Exercise aim: From the entries below, tally how many lines contain "lower" and report only that figure.

>> Begin

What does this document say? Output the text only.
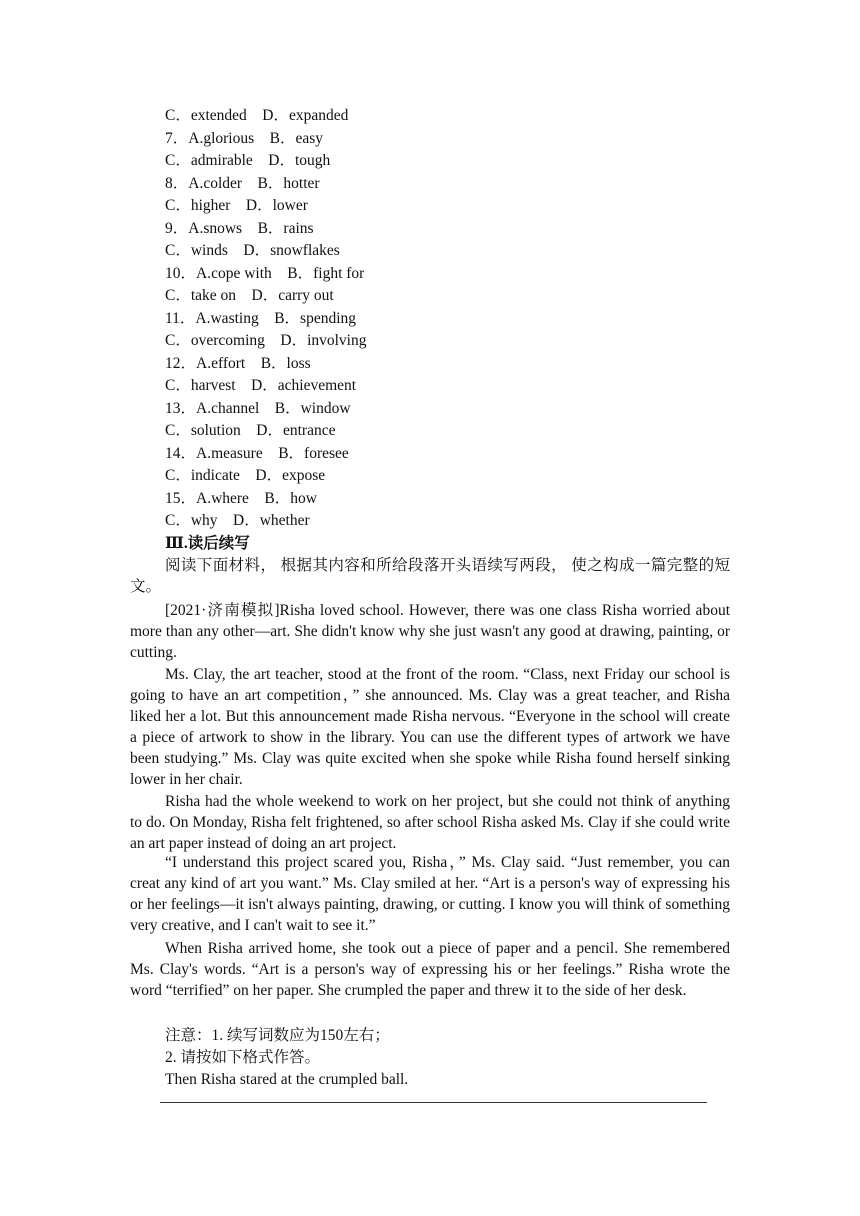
C．extended　D．expanded
7．A.glorious　B．easy
C．admirable　D．tough
8．A.colder　B．hotter
C．higher　D．lower
9．A.snows　B．rains
C．winds　D．snowflakes
10．A.cope with　B．fight for
C．take on　D．carry out
11．A.wasting　B．spending
C．overcoming　D．involving
12．A.effort　B．loss
C．harvest　D．achievement
13．A.channel　B．window
C．solution　D．entrance
14．A.measure　B．foresee
C．indicate　D．expose
15．A.where　B．how
C．why　D．whether
Ⅲ.读后续写
阅读下面材料， 根据其内容和所给段落开头语续写两段， 使之构成一篇完整的短文。
[2021·济南模拟]Risha loved school. However, there was one class Risha worried about more than any other—art. She didn't know why she just wasn't any good at drawing, painting, or cutting.
Ms. Clay, the art teacher, stood at the front of the room. “Class, next Friday our school is going to have an art competition，” she announced. Ms. Clay was a great teacher, and Risha liked her a lot. But this announcement made Risha nervous. “Everyone in the school will create a piece of artwork to show in the library. You can use the different types of artwork we have been studying.” Ms. Clay was quite excited when she spoke while Risha found herself sinking lower in her chair.
Risha had the whole weekend to work on her project, but she could not think of anything to do. On Monday, Risha felt frightened, so after school Risha asked Ms. Clay if she could write an art paper instead of doing an art project.
“I understand this project scared you, Risha，” Ms. Clay said. “Just remember, you can creat any kind of art you want.” Ms. Clay smiled at her. “Art is a person's way of expressing his or her feelings—it isn't always painting, drawing, or cutting. I know you will think of something very creative, and I can't wait to see it.”
When Risha arrived home, she took out a piece of paper and a pencil. She remembered Ms. Clay's words. “Art is a person's way of expressing his or her feelings.” Risha wrote the word “terrified” on her paper. She crumpled the paper and threw it to the side of her desk.
注意：1. 续写词数应为150左右；
2. 请按如下格式作答。
Then Risha stared at the crumpled ball.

>> End

Output: 2